## EXERCISE
Reproduce each line of the material precisely.

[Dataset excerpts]
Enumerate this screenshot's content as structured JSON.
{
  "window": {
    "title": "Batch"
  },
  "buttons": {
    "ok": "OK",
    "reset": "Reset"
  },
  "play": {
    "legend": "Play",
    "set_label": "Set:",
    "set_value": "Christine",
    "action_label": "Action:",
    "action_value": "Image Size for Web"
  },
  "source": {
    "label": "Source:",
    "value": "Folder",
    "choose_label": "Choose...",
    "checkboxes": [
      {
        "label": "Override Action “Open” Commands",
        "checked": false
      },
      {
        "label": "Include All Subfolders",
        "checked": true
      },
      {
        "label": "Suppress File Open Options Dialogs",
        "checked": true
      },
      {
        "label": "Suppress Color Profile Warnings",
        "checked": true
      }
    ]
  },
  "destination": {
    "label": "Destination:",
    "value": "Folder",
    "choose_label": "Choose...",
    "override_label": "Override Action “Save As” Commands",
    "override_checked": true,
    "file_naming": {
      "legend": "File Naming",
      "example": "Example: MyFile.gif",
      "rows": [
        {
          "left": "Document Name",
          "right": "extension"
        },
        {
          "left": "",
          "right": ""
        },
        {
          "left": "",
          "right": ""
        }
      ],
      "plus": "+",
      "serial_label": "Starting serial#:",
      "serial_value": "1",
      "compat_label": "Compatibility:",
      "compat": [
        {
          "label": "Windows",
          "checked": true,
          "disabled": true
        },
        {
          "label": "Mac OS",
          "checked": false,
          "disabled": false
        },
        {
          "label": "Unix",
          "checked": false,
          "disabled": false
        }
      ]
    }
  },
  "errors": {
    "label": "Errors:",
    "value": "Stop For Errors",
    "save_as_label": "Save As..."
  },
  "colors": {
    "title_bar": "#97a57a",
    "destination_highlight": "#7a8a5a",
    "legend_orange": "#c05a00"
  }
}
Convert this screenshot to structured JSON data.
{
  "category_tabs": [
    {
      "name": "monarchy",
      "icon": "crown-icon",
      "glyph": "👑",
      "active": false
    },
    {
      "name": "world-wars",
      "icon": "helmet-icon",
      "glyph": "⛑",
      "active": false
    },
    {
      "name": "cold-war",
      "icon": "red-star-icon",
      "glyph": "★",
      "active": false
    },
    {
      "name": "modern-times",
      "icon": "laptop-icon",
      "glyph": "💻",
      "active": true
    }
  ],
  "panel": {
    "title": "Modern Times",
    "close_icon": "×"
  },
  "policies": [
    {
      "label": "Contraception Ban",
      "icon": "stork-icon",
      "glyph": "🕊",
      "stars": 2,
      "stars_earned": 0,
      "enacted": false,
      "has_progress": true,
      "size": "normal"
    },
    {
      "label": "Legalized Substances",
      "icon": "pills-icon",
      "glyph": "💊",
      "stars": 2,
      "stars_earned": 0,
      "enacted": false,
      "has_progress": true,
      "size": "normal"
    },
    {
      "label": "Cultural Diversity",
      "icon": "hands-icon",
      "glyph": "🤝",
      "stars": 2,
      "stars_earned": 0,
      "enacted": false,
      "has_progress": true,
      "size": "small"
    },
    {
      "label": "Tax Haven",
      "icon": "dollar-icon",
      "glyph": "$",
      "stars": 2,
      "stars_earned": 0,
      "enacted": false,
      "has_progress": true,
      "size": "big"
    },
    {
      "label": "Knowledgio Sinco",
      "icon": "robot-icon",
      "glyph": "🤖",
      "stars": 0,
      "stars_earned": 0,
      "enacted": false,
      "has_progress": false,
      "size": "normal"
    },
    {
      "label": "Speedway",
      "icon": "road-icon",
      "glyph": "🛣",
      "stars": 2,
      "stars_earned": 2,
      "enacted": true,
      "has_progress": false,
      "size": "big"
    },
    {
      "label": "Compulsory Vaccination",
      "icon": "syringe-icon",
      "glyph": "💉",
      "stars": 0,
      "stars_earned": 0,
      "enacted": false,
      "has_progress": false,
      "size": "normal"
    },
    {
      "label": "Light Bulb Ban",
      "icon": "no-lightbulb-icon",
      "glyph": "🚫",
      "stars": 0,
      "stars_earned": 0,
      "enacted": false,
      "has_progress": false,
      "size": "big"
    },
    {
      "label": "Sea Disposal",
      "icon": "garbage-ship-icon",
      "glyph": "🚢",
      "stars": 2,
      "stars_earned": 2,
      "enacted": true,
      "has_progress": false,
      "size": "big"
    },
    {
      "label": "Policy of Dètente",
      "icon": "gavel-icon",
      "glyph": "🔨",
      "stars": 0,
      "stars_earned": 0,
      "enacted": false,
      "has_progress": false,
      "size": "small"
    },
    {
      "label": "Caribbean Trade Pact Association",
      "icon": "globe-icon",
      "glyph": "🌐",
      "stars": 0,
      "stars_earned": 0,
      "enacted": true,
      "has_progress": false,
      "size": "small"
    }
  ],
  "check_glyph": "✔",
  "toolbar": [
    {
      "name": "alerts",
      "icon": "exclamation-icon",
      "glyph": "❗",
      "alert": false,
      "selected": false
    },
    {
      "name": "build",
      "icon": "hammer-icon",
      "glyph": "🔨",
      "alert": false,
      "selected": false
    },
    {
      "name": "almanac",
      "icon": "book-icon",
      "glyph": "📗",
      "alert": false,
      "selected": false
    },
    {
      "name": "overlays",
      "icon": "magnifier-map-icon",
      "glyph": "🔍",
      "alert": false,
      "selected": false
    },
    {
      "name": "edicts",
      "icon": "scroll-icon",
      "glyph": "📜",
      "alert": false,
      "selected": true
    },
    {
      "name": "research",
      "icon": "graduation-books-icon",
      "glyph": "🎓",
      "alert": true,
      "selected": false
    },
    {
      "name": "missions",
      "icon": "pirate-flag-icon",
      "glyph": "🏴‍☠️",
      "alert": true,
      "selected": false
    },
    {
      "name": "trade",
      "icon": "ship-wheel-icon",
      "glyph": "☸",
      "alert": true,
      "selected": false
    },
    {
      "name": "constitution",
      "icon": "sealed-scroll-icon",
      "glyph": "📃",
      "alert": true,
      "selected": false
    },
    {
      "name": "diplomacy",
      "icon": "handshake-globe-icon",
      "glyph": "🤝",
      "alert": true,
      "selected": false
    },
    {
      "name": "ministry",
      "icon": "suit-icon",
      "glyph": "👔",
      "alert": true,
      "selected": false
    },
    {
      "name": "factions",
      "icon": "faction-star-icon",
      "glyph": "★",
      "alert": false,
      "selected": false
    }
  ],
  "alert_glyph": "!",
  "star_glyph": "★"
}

## SOLVED EXERCISE
Enumerate this screenshot's content as structured JSON.
{
  "window": {
    "title": "Batch"
  },
  "buttons": {
    "ok": "OK",
    "reset": "Reset"
  },
  "play": {
    "legend": "Play",
    "set_label": "Set:",
    "set_value": "Christine",
    "action_label": "Action:",
    "action_value": "Image Size for Web"
  },
  "source": {
    "label": "Source:",
    "value": "Folder",
    "choose_label": "Choose...",
    "checkboxes": [
      {
        "label": "Override Action “Open” Commands",
        "checked": false
      },
      {
        "label": "Include All Subfolders",
        "checked": true
      },
      {
        "label": "Suppress File Open Options Dialogs",
        "checked": true
      },
      {
        "label": "Suppress Color Profile Warnings",
        "checked": true
      }
    ]
  },
  "destination": {
    "label": "Destination:",
    "value": "Folder",
    "choose_label": "Choose...",
    "override_label": "Override Action “Save As” Commands",
    "override_checked": true,
    "file_naming": {
      "legend": "File Naming",
      "example": "Example: MyFile.gif",
      "rows": [
        {
          "left": "Document Name",
          "right": "extension"
        },
        {
          "left": "",
          "right": ""
        },
        {
          "left": "",
          "right": ""
        }
      ],
      "plus": "+",
      "serial_label": "Starting serial#:",
      "serial_value": "1",
      "compat_label": "Compatibility:",
      "compat": [
        {
          "label": "Windows",
          "checked": true,
          "disabled": true
        },
        {
          "label": "Mac OS",
          "checked": false,
          "disabled": false
        },
        {
          "label": "Unix",
          "checked": false,
          "disabled": false
        }
      ]
    }
  },
  "errors": {
    "label": "Errors:",
    "value": "Stop For Errors",
    "save_as_label": "Save As..."
  },
  "colors": {
    "title_bar": "#97a57a",
    "destination_highlight": "#7a8a5a",
    "legend_orange": "#c05a00"
  }
}
Convert this screenshot to structured JSON data.
{
  "category_tabs": [
    {
      "name": "monarchy",
      "icon": "crown-icon",
      "glyph": "👑",
      "active": false
    },
    {
      "name": "world-wars",
      "icon": "helmet-icon",
      "glyph": "⛑",
      "active": false
    },
    {
      "name": "cold-war",
      "icon": "red-star-icon",
      "glyph": "★",
      "active": false
    },
    {
      "name": "modern-times",
      "icon": "laptop-icon",
      "glyph": "💻",
      "active": true
    }
  ],
  "panel": {
    "title": "Modern Times",
    "close_icon": "×"
  },
  "policies": [
    {
      "label": "Contraception Ban",
      "icon": "stork-icon",
      "glyph": "🕊",
      "stars": 2,
      "stars_earned": 0,
      "enacted": false,
      "has_progress": true,
      "size": "normal"
    },
    {
      "label": "Legalized Substances",
      "icon": "pills-icon",
      "glyph": "💊",
      "stars": 2,
      "stars_earned": 0,
      "enacted": false,
      "has_progress": true,
      "size": "normal"
    },
    {
      "label": "Cultural Diversity",
      "icon": "hands-icon",
      "glyph": "🤝",
      "stars": 2,
      "stars_earned": 0,
      "enacted": false,
      "has_progress": true,
      "size": "small"
    },
    {
      "label": "Tax Haven",
      "icon": "dollar-icon",
      "glyph": "$",
      "stars": 2,
      "stars_earned": 0,
      "enacted": false,
      "has_progress": true,
      "size": "big"
    },
    {
      "label": "Knowledgio Sinco",
      "icon": "robot-icon",
      "glyph": "🤖",
      "stars": 0,
      "stars_earned": 0,
      "enacted": false,
      "has_progress": false,
      "size": "normal"
    },
    {
      "label": "Speedway",
      "icon": "road-icon",
      "glyph": "🛣",
      "stars": 2,
      "stars_earned": 2,
      "enacted": true,
      "has_progress": false,
      "size": "big"
    },
    {
      "label": "Compulsory Vaccination",
      "icon": "syringe-icon",
      "glyph": "💉",
      "stars": 0,
      "stars_earned": 0,
      "enacted": false,
      "has_progress": false,
      "size": "normal"
    },
    {
      "label": "Light Bulb Ban",
      "icon": "no-lightbulb-icon",
      "glyph": "🚫",
      "stars": 0,
      "stars_earned": 0,
      "enacted": false,
      "has_progress": false,
      "size": "big"
    },
    {
      "label": "Sea Disposal",
      "icon": "garbage-ship-icon",
      "glyph": "🚢",
      "stars": 2,
      "stars_earned": 2,
      "enacted": true,
      "has_progress": false,
      "size": "big"
    },
    {
      "label": "Policy of Dètente",
      "icon": "gavel-icon",
      "glyph": "🔨",
      "stars": 0,
      "stars_earned": 0,
      "enacted": false,
      "has_progress": false,
      "size": "small"
    },
    {
      "label": "Caribbean Trade Pact Association",
      "icon": "globe-icon",
      "glyph": "🌐",
      "stars": 0,
      "stars_earned": 0,
      "enacted": true,
      "has_progress": false,
      "size": "small"
    }
  ],
  "check_glyph": "✔",
  "toolbar": [
    {
      "name": "alerts",
      "icon": "exclamation-icon",
      "glyph": "❗",
      "alert": false,
      "selected": false
    },
    {
      "name": "build",
      "icon": "hammer-icon",
      "glyph": "🔨",
      "alert": false,
      "selected": false
    },
    {
      "name": "almanac",
      "icon": "book-icon",
      "glyph": "📗",
      "alert": false,
      "selected": false
    },
    {
      "name": "overlays",
      "icon": "magnifier-map-icon",
      "glyph": "🔍",
      "alert": false,
      "selected": false
    },
    {
      "name": "edicts",
      "icon": "scroll-icon",
      "glyph": "📜",
      "alert": false,
      "selected": true
    },
    {
      "name": "research",
      "icon": "graduation-books-icon",
      "glyph": "🎓",
      "alert": true,
      "selected": false
    },
    {
      "name": "missions",
      "icon": "pirate-flag-icon",
      "glyph": "🏴‍☠️",
      "alert": true,
      "selected": false
    },
    {
      "name": "trade",
      "icon": "ship-wheel-icon",
      "glyph": "☸",
      "alert": true,
      "selected": false
    },
    {
      "name": "constitution",
      "icon": "sealed-scroll-icon",
      "glyph": "📃",
      "alert": true,
      "selected": false
    },
    {
      "name": "diplomacy",
      "icon": "handshake-globe-icon",
      "glyph": "🤝",
      "alert": true,
      "selected": false
    },
    {
      "name": "ministry",
      "icon": "suit-icon",
      "glyph": "👔",
      "alert": true,
      "selected": false
    },
    {
      "name": "factions",
      "icon": "faction-star-icon",
      "glyph": "★",
      "alert": false,
      "selected": false
    }
  ],
  "alert_glyph": "!",
  "star_glyph": "★"
}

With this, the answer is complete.